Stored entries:
┌──

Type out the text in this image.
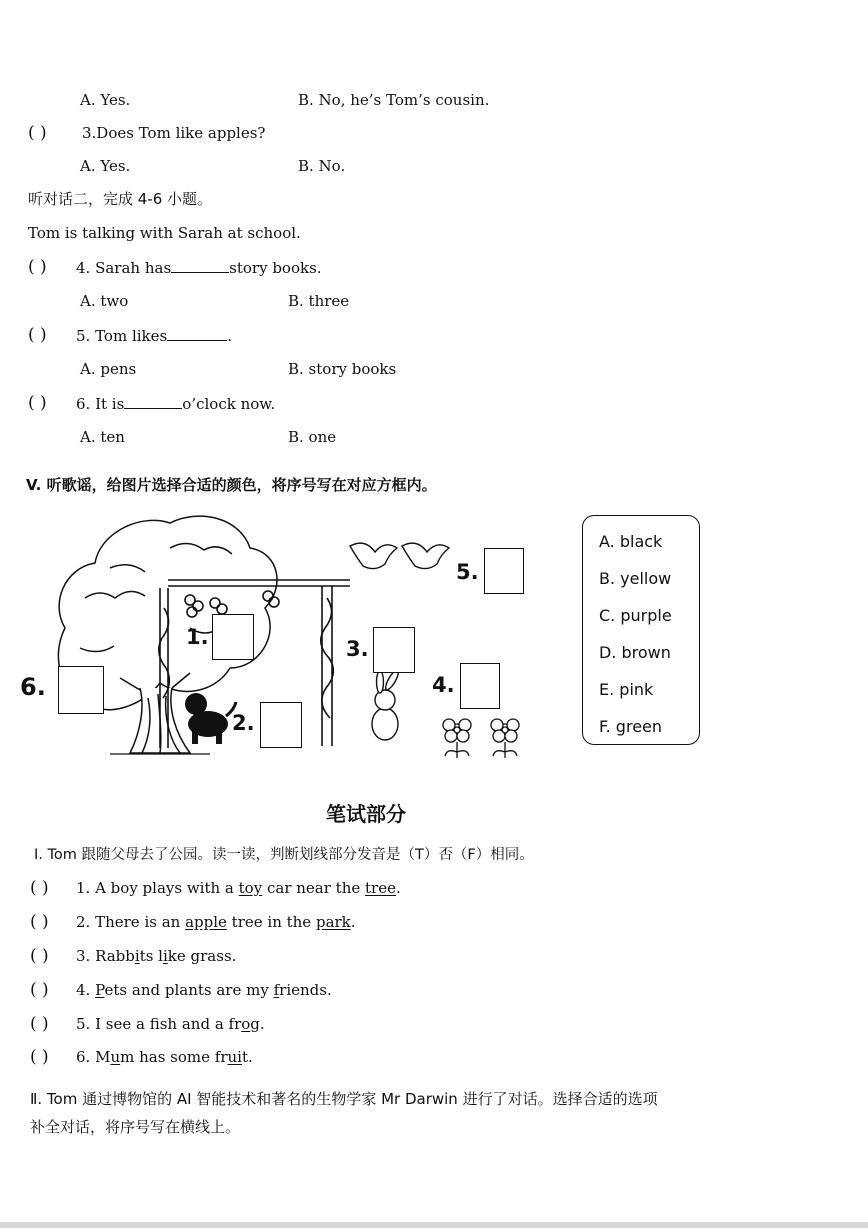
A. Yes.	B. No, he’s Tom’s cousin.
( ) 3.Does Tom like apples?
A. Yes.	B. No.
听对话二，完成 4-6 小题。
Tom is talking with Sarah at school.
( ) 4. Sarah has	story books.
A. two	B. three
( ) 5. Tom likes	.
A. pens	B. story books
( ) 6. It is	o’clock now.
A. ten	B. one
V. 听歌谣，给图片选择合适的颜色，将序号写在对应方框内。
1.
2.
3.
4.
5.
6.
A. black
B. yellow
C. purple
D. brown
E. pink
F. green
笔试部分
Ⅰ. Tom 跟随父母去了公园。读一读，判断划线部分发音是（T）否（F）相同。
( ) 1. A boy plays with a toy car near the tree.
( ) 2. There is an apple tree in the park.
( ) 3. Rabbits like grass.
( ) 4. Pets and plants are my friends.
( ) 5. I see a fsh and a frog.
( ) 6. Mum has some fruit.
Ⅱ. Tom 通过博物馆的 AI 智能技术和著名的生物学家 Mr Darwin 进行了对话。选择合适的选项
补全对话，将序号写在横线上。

└──

## Problem to work on
Write the listing out a second time exactly, dropping all images.

## Reply
Type out the text in this image.
A. Yes.	B. No, he’s Tom’s cousin.
( ) 3.Does Tom like apples?
A. Yes.	B. No.
听对话二，完成 4-6 小题。
Tom is talking with Sarah at school.
( ) 4. Sarah has	story books.
A. two	B. three
( ) 5. Tom likes	.
A. pens	B. story books
( ) 6. It is	o’clock now.
A. ten	B. one
V. 听歌谣，给图片选择合适的颜色，将序号写在对应方框内。
1.
2.
3.
4.
5.
6.
A. black
B. yellow
C. purple
D. brown
E. pink
F. green
笔试部分
Ⅰ. Tom 跟随父母去了公园。读一读，判断划线部分发音是（T）否（F）相同。
( ) 1. A boy plays with a toy car near the tree.
( ) 2. There is an apple tree in the park.
( ) 3. Rabbits like grass.
( ) 4. Pets and plants are my friends.
( ) 5. I see a fsh and a frog.
( ) 6. Mum has some fruit.
Ⅱ. Tom 通过博物馆的 AI 智能技术和著名的生物学家 Mr Darwin 进行了对话。选择合适的选项
补全对话，将序号写在横线上。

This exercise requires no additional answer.